Dataset items:
-- begin --

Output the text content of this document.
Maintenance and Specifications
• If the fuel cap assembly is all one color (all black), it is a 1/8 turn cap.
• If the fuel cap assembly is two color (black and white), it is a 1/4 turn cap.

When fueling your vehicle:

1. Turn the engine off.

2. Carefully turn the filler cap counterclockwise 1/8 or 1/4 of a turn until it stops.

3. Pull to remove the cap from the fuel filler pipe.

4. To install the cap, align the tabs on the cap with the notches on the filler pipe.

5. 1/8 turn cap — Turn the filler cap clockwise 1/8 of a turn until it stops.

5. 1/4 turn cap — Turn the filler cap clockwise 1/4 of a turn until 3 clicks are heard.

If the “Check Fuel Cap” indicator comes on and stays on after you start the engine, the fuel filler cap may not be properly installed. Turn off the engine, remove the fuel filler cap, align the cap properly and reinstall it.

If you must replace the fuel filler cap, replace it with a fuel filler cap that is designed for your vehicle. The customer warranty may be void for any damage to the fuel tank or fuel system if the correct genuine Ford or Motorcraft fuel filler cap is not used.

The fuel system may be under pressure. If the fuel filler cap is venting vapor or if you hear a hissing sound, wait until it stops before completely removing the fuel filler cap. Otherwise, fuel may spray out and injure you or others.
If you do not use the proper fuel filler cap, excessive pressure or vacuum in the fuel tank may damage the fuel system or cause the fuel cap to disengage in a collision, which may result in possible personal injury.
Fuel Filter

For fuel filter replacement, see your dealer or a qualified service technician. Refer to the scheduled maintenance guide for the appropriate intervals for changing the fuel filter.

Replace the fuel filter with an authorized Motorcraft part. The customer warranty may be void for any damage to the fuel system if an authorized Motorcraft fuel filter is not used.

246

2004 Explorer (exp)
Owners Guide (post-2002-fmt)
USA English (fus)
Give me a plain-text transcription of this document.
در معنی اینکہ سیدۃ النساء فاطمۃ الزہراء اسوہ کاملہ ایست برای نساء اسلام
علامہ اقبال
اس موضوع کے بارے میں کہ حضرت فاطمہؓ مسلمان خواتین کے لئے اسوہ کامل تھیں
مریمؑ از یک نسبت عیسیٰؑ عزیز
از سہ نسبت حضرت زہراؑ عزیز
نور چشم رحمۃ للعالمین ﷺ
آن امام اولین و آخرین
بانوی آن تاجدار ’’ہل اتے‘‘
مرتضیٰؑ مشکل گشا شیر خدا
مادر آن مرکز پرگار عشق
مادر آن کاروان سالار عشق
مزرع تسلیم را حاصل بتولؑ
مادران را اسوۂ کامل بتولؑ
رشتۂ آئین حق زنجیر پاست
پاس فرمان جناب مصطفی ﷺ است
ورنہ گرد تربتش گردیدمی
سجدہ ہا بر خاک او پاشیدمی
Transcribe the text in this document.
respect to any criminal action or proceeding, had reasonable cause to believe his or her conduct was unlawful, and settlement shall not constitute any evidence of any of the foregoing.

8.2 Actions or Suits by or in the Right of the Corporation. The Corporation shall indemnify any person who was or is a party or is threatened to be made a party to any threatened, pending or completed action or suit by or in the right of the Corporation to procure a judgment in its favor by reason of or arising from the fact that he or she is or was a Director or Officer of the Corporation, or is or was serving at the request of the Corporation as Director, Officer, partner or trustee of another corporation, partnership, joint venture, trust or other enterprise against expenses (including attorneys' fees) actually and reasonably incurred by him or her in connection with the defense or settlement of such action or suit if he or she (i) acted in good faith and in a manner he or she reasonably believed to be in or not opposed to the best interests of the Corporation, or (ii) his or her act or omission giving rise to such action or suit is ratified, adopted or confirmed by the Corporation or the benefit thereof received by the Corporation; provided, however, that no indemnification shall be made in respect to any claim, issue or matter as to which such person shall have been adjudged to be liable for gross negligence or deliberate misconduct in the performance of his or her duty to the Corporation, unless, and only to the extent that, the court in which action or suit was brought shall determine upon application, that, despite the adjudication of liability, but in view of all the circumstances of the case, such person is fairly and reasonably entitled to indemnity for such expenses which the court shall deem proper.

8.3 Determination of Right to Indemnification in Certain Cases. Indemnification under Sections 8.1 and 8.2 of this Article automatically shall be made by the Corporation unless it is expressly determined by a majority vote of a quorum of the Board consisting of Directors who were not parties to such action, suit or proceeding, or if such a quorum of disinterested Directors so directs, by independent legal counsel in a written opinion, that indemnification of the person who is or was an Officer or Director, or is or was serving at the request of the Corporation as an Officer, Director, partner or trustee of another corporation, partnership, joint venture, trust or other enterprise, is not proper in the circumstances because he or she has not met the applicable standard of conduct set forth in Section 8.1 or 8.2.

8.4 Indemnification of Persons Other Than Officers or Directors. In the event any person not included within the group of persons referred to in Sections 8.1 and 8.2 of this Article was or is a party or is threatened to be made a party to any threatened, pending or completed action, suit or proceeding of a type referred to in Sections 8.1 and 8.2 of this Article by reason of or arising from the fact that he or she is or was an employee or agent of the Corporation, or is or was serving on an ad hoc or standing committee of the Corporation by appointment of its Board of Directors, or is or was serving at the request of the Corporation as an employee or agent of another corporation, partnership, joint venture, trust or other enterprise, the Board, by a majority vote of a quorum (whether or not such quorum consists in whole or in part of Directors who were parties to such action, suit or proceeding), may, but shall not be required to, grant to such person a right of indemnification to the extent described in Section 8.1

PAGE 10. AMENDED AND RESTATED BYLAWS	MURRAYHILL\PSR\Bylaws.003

-- end --

# PROBLEM DETAILS
Restate the listing in full, word for word.

# ANSWER TO THE TASK
Output the text content of this document.
Maintenance and Specifications
• If the fuel cap assembly is all one color (all black), it is a 1/8 turn cap.
• If the fuel cap assembly is two color (black and white), it is a 1/4 turn cap.

When fueling your vehicle:

1. Turn the engine off.

2. Carefully turn the filler cap counterclockwise 1/8 or 1/4 of a turn until it stops.

3. Pull to remove the cap from the fuel filler pipe.

4. To install the cap, align the tabs on the cap with the notches on the filler pipe.

5. 1/8 turn cap — Turn the filler cap clockwise 1/8 of a turn until it stops.

5. 1/4 turn cap — Turn the filler cap clockwise 1/4 of a turn until 3 clicks are heard.

If the “Check Fuel Cap” indicator comes on and stays on after you start the engine, the fuel filler cap may not be properly installed. Turn off the engine, remove the fuel filler cap, align the cap properly and reinstall it.

If you must replace the fuel filler cap, replace it with a fuel filler cap that is designed for your vehicle. The customer warranty may be void for any damage to the fuel tank or fuel system if the correct genuine Ford or Motorcraft fuel filler cap is not used.

The fuel system may be under pressure. If the fuel filler cap is venting vapor or if you hear a hissing sound, wait until it stops before completely removing the fuel filler cap. Otherwise, fuel may spray out and injure you or others.
If you do not use the proper fuel filler cap, excessive pressure or vacuum in the fuel tank may damage the fuel system or cause the fuel cap to disengage in a collision, which may result in possible personal injury.
Fuel Filter

For fuel filter replacement, see your dealer or a qualified service technician. Refer to the scheduled maintenance guide for the appropriate intervals for changing the fuel filter.

Replace the fuel filter with an authorized Motorcraft part. The customer warranty may be void for any damage to the fuel system if an authorized Motorcraft fuel filter is not used.

246

2004 Explorer (exp)
Owners Guide (post-2002-fmt)
USA English (fus)
Give me a plain-text transcription of this document.
در معنی اینکہ سیدۃ النساء فاطمۃ الزہراء اسوہ کاملہ ایست برای نساء اسلام
علامہ اقبال
اس موضوع کے بارے میں کہ حضرت فاطمہؓ مسلمان خواتین کے لئے اسوہ کامل تھیں
مریمؑ از یک نسبت عیسیٰؑ عزیز
از سہ نسبت حضرت زہراؑ عزیز
نور چشم رحمۃ للعالمین ﷺ
آن امام اولین و آخرین
بانوی آن تاجدار ’’ہل اتے‘‘
مرتضیٰؑ مشکل گشا شیر خدا
مادر آن مرکز پرگار عشق
مادر آن کاروان سالار عشق
مزرع تسلیم را حاصل بتولؑ
مادران را اسوۂ کامل بتولؑ
رشتۂ آئین حق زنجیر پاست
پاس فرمان جناب مصطفی ﷺ است
ورنہ گرد تربتش گردیدمی
سجدہ ہا بر خاک او پاشیدمی
Transcribe the text in this document.
respect to any criminal action or proceeding, had reasonable cause to believe his or her conduct was unlawful, and settlement shall not constitute any evidence of any of the foregoing.

8.2 Actions or Suits by or in the Right of the Corporation. The Corporation shall indemnify any person who was or is a party or is threatened to be made a party to any threatened, pending or completed action or suit by or in the right of the Corporation to procure a judgment in its favor by reason of or arising from the fact that he or she is or was a Director or Officer of the Corporation, or is or was serving at the request of the Corporation as Director, Officer, partner or trustee of another corporation, partnership, joint venture, trust or other enterprise against expenses (including attorneys' fees) actually and reasonably incurred by him or her in connection with the defense or settlement of such action or suit if he or she (i) acted in good faith and in a manner he or she reasonably believed to be in or not opposed to the best interests of the Corporation, or (ii) his or her act or omission giving rise to such action or suit is ratified, adopted or confirmed by the Corporation or the benefit thereof received by the Corporation; provided, however, that no indemnification shall be made in respect to any claim, issue or matter as to which such person shall have been adjudged to be liable for gross negligence or deliberate misconduct in the performance of his or her duty to the Corporation, unless, and only to the extent that, the court in which action or suit was brought shall determine upon application, that, despite the adjudication of liability, but in view of all the circumstances of the case, such person is fairly and reasonably entitled to indemnity for such expenses which the court shall deem proper.

8.3 Determination of Right to Indemnification in Certain Cases. Indemnification under Sections 8.1 and 8.2 of this Article automatically shall be made by the Corporation unless it is expressly determined by a majority vote of a quorum of the Board consisting of Directors who were not parties to such action, suit or proceeding, or if such a quorum of disinterested Directors so directs, by independent legal counsel in a written opinion, that indemnification of the person who is or was an Officer or Director, or is or was serving at the request of the Corporation as an Officer, Director, partner or trustee of another corporation, partnership, joint venture, trust or other enterprise, is not proper in the circumstances because he or she has not met the applicable standard of conduct set forth in Section 8.1 or 8.2.

8.4 Indemnification of Persons Other Than Officers or Directors. In the event any person not included within the group of persons referred to in Sections 8.1 and 8.2 of this Article was or is a party or is threatened to be made a party to any threatened, pending or completed action, suit or proceeding of a type referred to in Sections 8.1 and 8.2 of this Article by reason of or arising from the fact that he or she is or was an employee or agent of the Corporation, or is or was serving on an ad hoc or standing committee of the Corporation by appointment of its Board of Directors, or is or was serving at the request of the Corporation as an employee or agent of another corporation, partnership, joint venture, trust or other enterprise, the Board, by a majority vote of a quorum (whether or not such quorum consists in whole or in part of Directors who were parties to such action, suit or proceeding), may, but shall not be required to, grant to such person a right of indemnification to the extent described in Section 8.1

PAGE 10. AMENDED AND RESTATED BYLAWS	MURRAYHILL\PSR\Bylaws.003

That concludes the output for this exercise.